BEGIN Recorded data
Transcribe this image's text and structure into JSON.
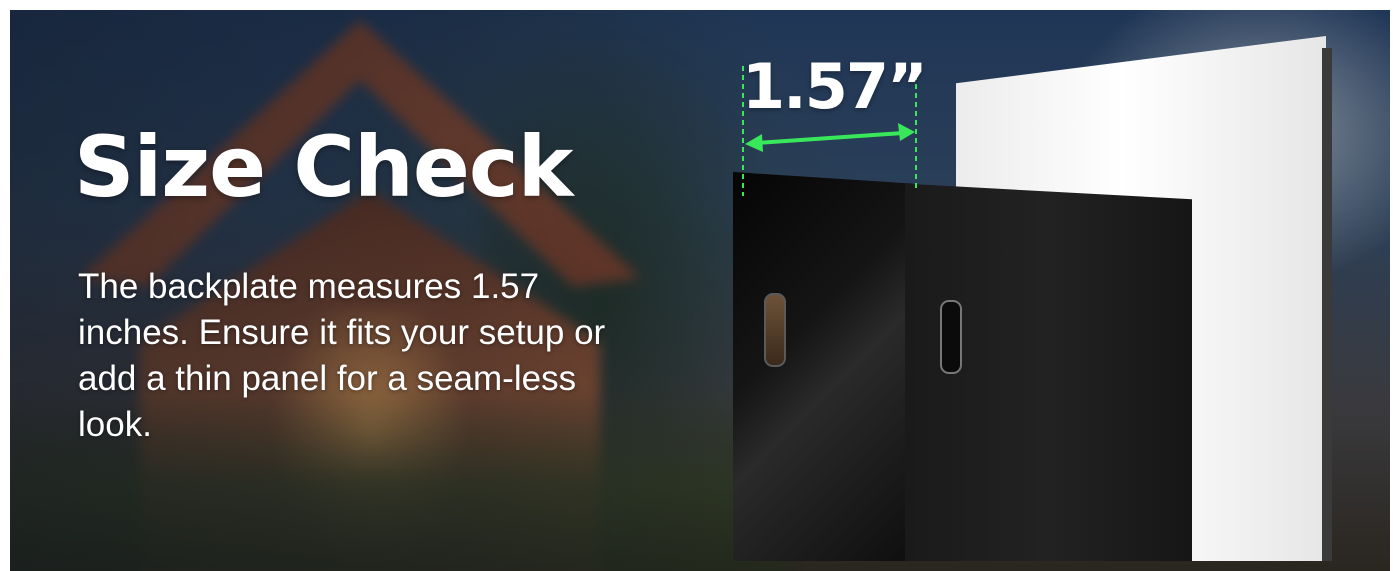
{
  "banner": {
    "title": "Size Check",
    "description": "The backplate measures 1.57 inches. Ensure it fits your setup or add a thin panel for a seam-less look.",
    "dimension_label": "1.57”",
    "accent_color": "#39e85a"
  }
}
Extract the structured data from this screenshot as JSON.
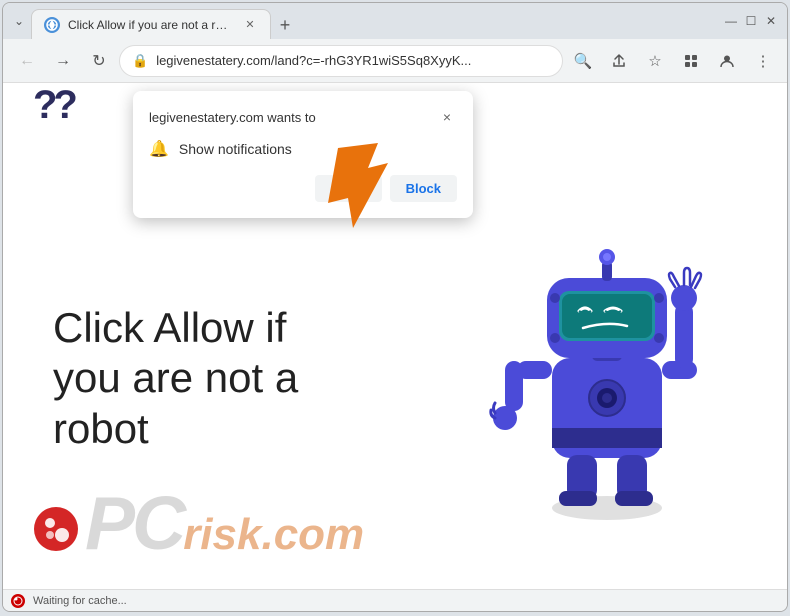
{
  "browser": {
    "tab": {
      "title": "Click Allow if you are not a robot",
      "favicon": "🌐"
    },
    "new_tab_label": "+",
    "window_controls": {
      "minimize": "—",
      "maximize": "☐",
      "close": "✕",
      "chevron": "⌄"
    },
    "nav": {
      "back": "←",
      "forward": "→",
      "reload": "↻"
    },
    "address_bar": {
      "lock": "🔒",
      "url": "legivenestatery.com/land?c=-rhG3YR1wiS5Sq8XyyK...",
      "search": "🔍",
      "share": "⬆",
      "bookmark": "☆",
      "extensions": "⬜",
      "profile": "👤",
      "menu": "⋮"
    }
  },
  "notification_popup": {
    "site_text": "legivenestatery.com wants to",
    "close_btn": "×",
    "notification_label": "Show notifications",
    "bell": "🔔",
    "allow_btn": "Allow",
    "block_btn": "Block"
  },
  "page": {
    "main_message": "Click Allow if you are not a robot",
    "question_marks": "??",
    "watermark_pc": "PC",
    "watermark_risk": "risk.com"
  },
  "status_bar": {
    "text": "Waiting for cache..."
  }
}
END Recorded data
Direction — Identify lines with the string "Click". Copy each one.

Solution for this exercise —
      "title": "Click Allow if you are not a robot",
    "main_message": "Click Allow if you are not a robot",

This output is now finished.